#### Directions for this task:
Return the records that follow unaltered. Omit every picture.

==============================

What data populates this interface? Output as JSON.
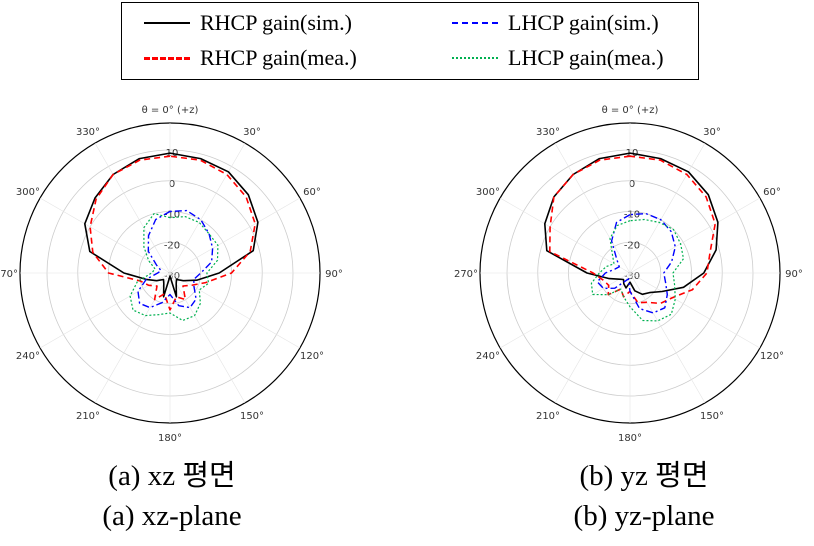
{
  "legend": {
    "items": [
      {
        "label": "RHCP gain(sim.)",
        "color": "#000000",
        "dash": "solid"
      },
      {
        "label": "LHCP gain(sim.)",
        "color": "#0000ff",
        "dash": "dashdot"
      },
      {
        "label": "RHCP gain(mea.)",
        "color": "#ff0000",
        "dash": "dashed"
      },
      {
        "label": "LHCP gain(mea.)",
        "color": "#00b050",
        "dash": "dotted"
      }
    ]
  },
  "captions": [
    {
      "korean": "(a)  xz  평면",
      "english": "(a)  xz-plane"
    },
    {
      "korean": "(b)  yz  평면",
      "english": "(b)  yz-plane"
    }
  ],
  "chart_data": [
    {
      "type": "polar",
      "title": "θ = 0° (+z)",
      "angle_labels": [
        "θ = 0° (+z)",
        "330°",
        "300°",
        "270°",
        "240°",
        "210°",
        "180°",
        "150°",
        "120°",
        "90°",
        "60°",
        "30°"
      ],
      "radial_ticks": [
        10,
        0,
        -10,
        -20,
        -30
      ],
      "rlim": [
        -30,
        10
      ],
      "series": [
        {
          "name": "RHCP gain(sim.)",
          "angles": [
            0,
            15,
            30,
            45,
            60,
            75,
            90,
            105,
            120,
            135,
            150,
            165,
            180,
            195,
            210,
            225,
            240,
            255,
            270,
            285,
            300,
            315,
            330,
            345
          ],
          "values": [
            9,
            8.5,
            7,
            4.5,
            2,
            -3,
            -15,
            -22,
            -25,
            -27,
            -26,
            -22,
            -29,
            -22,
            -26,
            -27,
            -25,
            -21,
            -14,
            -2,
            3,
            6,
            8,
            8.5
          ]
        },
        {
          "name": "RHCP gain(mea.)",
          "angles": [
            0,
            15,
            30,
            45,
            60,
            75,
            90,
            105,
            120,
            135,
            150,
            165,
            180,
            195,
            210,
            225,
            240,
            255,
            270,
            285,
            300,
            315,
            330,
            345
          ],
          "values": [
            8,
            8,
            7,
            4,
            0,
            -4,
            -10,
            -20,
            -22,
            -24,
            -20,
            -23,
            -18,
            -22,
            -20,
            -24,
            -22,
            -18,
            -10,
            -3,
            2,
            5,
            7,
            8
          ]
        },
        {
          "name": "LHCP gain(sim.)",
          "angles": [
            0,
            15,
            30,
            45,
            60,
            75,
            90,
            105,
            120,
            135,
            150,
            165,
            180,
            195,
            210,
            225,
            240,
            255,
            270,
            285,
            300,
            315,
            330,
            345
          ],
          "values": [
            -10,
            -12,
            -16,
            -20,
            -25,
            -27,
            -26,
            -22,
            -18,
            -16,
            -17,
            -20,
            -23,
            -19,
            -17,
            -18,
            -21,
            -22,
            -20,
            -16,
            -14,
            -12,
            -10,
            -9
          ]
        },
        {
          "name": "LHCP gain(mea.)",
          "angles": [
            0,
            15,
            30,
            45,
            60,
            75,
            90,
            105,
            120,
            135,
            150,
            165,
            180,
            195,
            210,
            225,
            240,
            255,
            270,
            285,
            300,
            315,
            330,
            345
          ],
          "values": [
            -12,
            -10,
            -13,
            -18,
            -22,
            -25,
            -24,
            -19,
            -15,
            -13,
            -14,
            -16,
            -17,
            -14,
            -14,
            -16,
            -19,
            -17,
            -18,
            -14,
            -12,
            -12,
            -11,
            -11
          ]
        }
      ]
    },
    {
      "type": "polar",
      "title": "θ = 0° (+z)",
      "angle_labels": [
        "θ = 0° (+z)",
        "330°",
        "300°",
        "270°",
        "240°",
        "210°",
        "180°",
        "150°",
        "120°",
        "90°",
        "60°",
        "30°"
      ],
      "radial_ticks": [
        10,
        0,
        -10,
        -20,
        -30
      ],
      "rlim": [
        -30,
        10
      ],
      "series": [
        {
          "name": "RHCP gain(sim.)",
          "angles": [
            0,
            15,
            30,
            45,
            60,
            75,
            90,
            105,
            120,
            135,
            150,
            165,
            180,
            195,
            210,
            225,
            240,
            255,
            270,
            285,
            300,
            315,
            330,
            345
          ],
          "values": [
            9,
            8.5,
            7,
            5,
            2,
            -2,
            -16,
            -23,
            -26,
            -27,
            -26,
            -25,
            -27,
            -24,
            -22,
            -21,
            -18,
            -12,
            -6,
            -1,
            3,
            6,
            8,
            8.5
          ]
        },
        {
          "name": "RHCP gain(mea.)",
          "angles": [
            0,
            15,
            30,
            45,
            60,
            75,
            90,
            105,
            120,
            135,
            150,
            165,
            180,
            195,
            210,
            225,
            240,
            255,
            270,
            285,
            300,
            315,
            330,
            345
          ],
          "values": [
            8,
            8,
            7,
            5,
            0,
            -3,
            -18,
            -21,
            -22,
            -20,
            -24,
            -22,
            -24,
            -20,
            -19,
            -16,
            -14,
            -9,
            -5,
            -3,
            2,
            5,
            7,
            8
          ]
        },
        {
          "name": "LHCP gain(sim.)",
          "angles": [
            0,
            15,
            30,
            45,
            60,
            75,
            90,
            105,
            120,
            135,
            150,
            165,
            180,
            195,
            210,
            225,
            240,
            255,
            270,
            285,
            300,
            315,
            330,
            345
          ],
          "values": [
            -11,
            -13,
            -18,
            -24,
            -26,
            -25,
            -22,
            -19,
            -20,
            -23,
            -27,
            -28,
            -24,
            -18,
            -15,
            -14,
            -16,
            -18,
            -19,
            -16,
            -13,
            -11,
            -10,
            -10
          ]
        },
        {
          "name": "LHCP gain(mea.)",
          "angles": [
            0,
            15,
            30,
            45,
            60,
            75,
            90,
            105,
            120,
            135,
            150,
            165,
            180,
            195,
            210,
            225,
            240,
            255,
            270,
            285,
            300,
            315,
            330,
            345
          ],
          "values": [
            -13,
            -14,
            -17,
            -22,
            -24,
            -22,
            -20,
            -17,
            -16,
            -20,
            -24,
            -22,
            -19,
            -14,
            -12,
            -11,
            -13,
            -15,
            -16,
            -12,
            -11,
            -10,
            -11,
            -12
          ]
        }
      ]
    }
  ]
}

==============================

#### Task answer:
What data populates this interface? Output as JSON.
{
  "legend": {
    "items": [
      {
        "label": "RHCP gain(sim.)",
        "color": "#000000",
        "dash": "solid"
      },
      {
        "label": "LHCP gain(sim.)",
        "color": "#0000ff",
        "dash": "dashdot"
      },
      {
        "label": "RHCP gain(mea.)",
        "color": "#ff0000",
        "dash": "dashed"
      },
      {
        "label": "LHCP gain(mea.)",
        "color": "#00b050",
        "dash": "dotted"
      }
    ]
  },
  "captions": [
    {
      "korean": "(a)  xz  평면",
      "english": "(a)  xz-plane"
    },
    {
      "korean": "(b)  yz  평면",
      "english": "(b)  yz-plane"
    }
  ],
  "chart_data": [
    {
      "type": "polar",
      "title": "θ = 0° (+z)",
      "angle_labels": [
        "θ = 0° (+z)",
        "330°",
        "300°",
        "270°",
        "240°",
        "210°",
        "180°",
        "150°",
        "120°",
        "90°",
        "60°",
        "30°"
      ],
      "radial_ticks": [
        10,
        0,
        -10,
        -20,
        -30
      ],
      "rlim": [
        -30,
        10
      ],
      "series": [
        {
          "name": "RHCP gain(sim.)",
          "angles": [
            0,
            15,
            30,
            45,
            60,
            75,
            90,
            105,
            120,
            135,
            150,
            165,
            180,
            195,
            210,
            225,
            240,
            255,
            270,
            285,
            300,
            315,
            330,
            345
          ],
          "values": [
            9,
            8.5,
            7,
            4.5,
            2,
            -3,
            -15,
            -22,
            -25,
            -27,
            -26,
            -22,
            -29,
            -22,
            -26,
            -27,
            -25,
            -21,
            -14,
            -2,
            3,
            6,
            8,
            8.5
          ]
        },
        {
          "name": "RHCP gain(mea.)",
          "angles": [
            0,
            15,
            30,
            45,
            60,
            75,
            90,
            105,
            120,
            135,
            150,
            165,
            180,
            195,
            210,
            225,
            240,
            255,
            270,
            285,
            300,
            315,
            330,
            345
          ],
          "values": [
            8,
            8,
            7,
            4,
            0,
            -4,
            -10,
            -20,
            -22,
            -24,
            -20,
            -23,
            -18,
            -22,
            -20,
            -24,
            -22,
            -18,
            -10,
            -3,
            2,
            5,
            7,
            8
          ]
        },
        {
          "name": "LHCP gain(sim.)",
          "angles": [
            0,
            15,
            30,
            45,
            60,
            75,
            90,
            105,
            120,
            135,
            150,
            165,
            180,
            195,
            210,
            225,
            240,
            255,
            270,
            285,
            300,
            315,
            330,
            345
          ],
          "values": [
            -10,
            -12,
            -16,
            -20,
            -25,
            -27,
            -26,
            -22,
            -18,
            -16,
            -17,
            -20,
            -23,
            -19,
            -17,
            -18,
            -21,
            -22,
            -20,
            -16,
            -14,
            -12,
            -10,
            -9
          ]
        },
        {
          "name": "LHCP gain(mea.)",
          "angles": [
            0,
            15,
            30,
            45,
            60,
            75,
            90,
            105,
            120,
            135,
            150,
            165,
            180,
            195,
            210,
            225,
            240,
            255,
            270,
            285,
            300,
            315,
            330,
            345
          ],
          "values": [
            -12,
            -10,
            -13,
            -18,
            -22,
            -25,
            -24,
            -19,
            -15,
            -13,
            -14,
            -16,
            -17,
            -14,
            -14,
            -16,
            -19,
            -17,
            -18,
            -14,
            -12,
            -12,
            -11,
            -11
          ]
        }
      ]
    },
    {
      "type": "polar",
      "title": "θ = 0° (+z)",
      "angle_labels": [
        "θ = 0° (+z)",
        "330°",
        "300°",
        "270°",
        "240°",
        "210°",
        "180°",
        "150°",
        "120°",
        "90°",
        "60°",
        "30°"
      ],
      "radial_ticks": [
        10,
        0,
        -10,
        -20,
        -30
      ],
      "rlim": [
        -30,
        10
      ],
      "series": [
        {
          "name": "RHCP gain(sim.)",
          "angles": [
            0,
            15,
            30,
            45,
            60,
            75,
            90,
            105,
            120,
            135,
            150,
            165,
            180,
            195,
            210,
            225,
            240,
            255,
            270,
            285,
            300,
            315,
            330,
            345
          ],
          "values": [
            9,
            8.5,
            7,
            5,
            2,
            -2,
            -16,
            -23,
            -26,
            -27,
            -26,
            -25,
            -27,
            -24,
            -22,
            -21,
            -18,
            -12,
            -6,
            -1,
            3,
            6,
            8,
            8.5
          ]
        },
        {
          "name": "RHCP gain(mea.)",
          "angles": [
            0,
            15,
            30,
            45,
            60,
            75,
            90,
            105,
            120,
            135,
            150,
            165,
            180,
            195,
            210,
            225,
            240,
            255,
            270,
            285,
            300,
            315,
            330,
            345
          ],
          "values": [
            8,
            8,
            7,
            5,
            0,
            -3,
            -18,
            -21,
            -22,
            -20,
            -24,
            -22,
            -24,
            -20,
            -19,
            -16,
            -14,
            -9,
            -5,
            -3,
            2,
            5,
            7,
            8
          ]
        },
        {
          "name": "LHCP gain(sim.)",
          "angles": [
            0,
            15,
            30,
            45,
            60,
            75,
            90,
            105,
            120,
            135,
            150,
            165,
            180,
            195,
            210,
            225,
            240,
            255,
            270,
            285,
            300,
            315,
            330,
            345
          ],
          "values": [
            -11,
            -13,
            -18,
            -24,
            -26,
            -25,
            -22,
            -19,
            -20,
            -23,
            -27,
            -28,
            -24,
            -18,
            -15,
            -14,
            -16,
            -18,
            -19,
            -16,
            -13,
            -11,
            -10,
            -10
          ]
        },
        {
          "name": "LHCP gain(mea.)",
          "angles": [
            0,
            15,
            30,
            45,
            60,
            75,
            90,
            105,
            120,
            135,
            150,
            165,
            180,
            195,
            210,
            225,
            240,
            255,
            270,
            285,
            300,
            315,
            330,
            345
          ],
          "values": [
            -13,
            -14,
            -17,
            -22,
            -24,
            -22,
            -20,
            -17,
            -16,
            -20,
            -24,
            -22,
            -19,
            -14,
            -12,
            -11,
            -13,
            -15,
            -16,
            -12,
            -11,
            -10,
            -11,
            -12
          ]
        }
      ]
    }
  ]
}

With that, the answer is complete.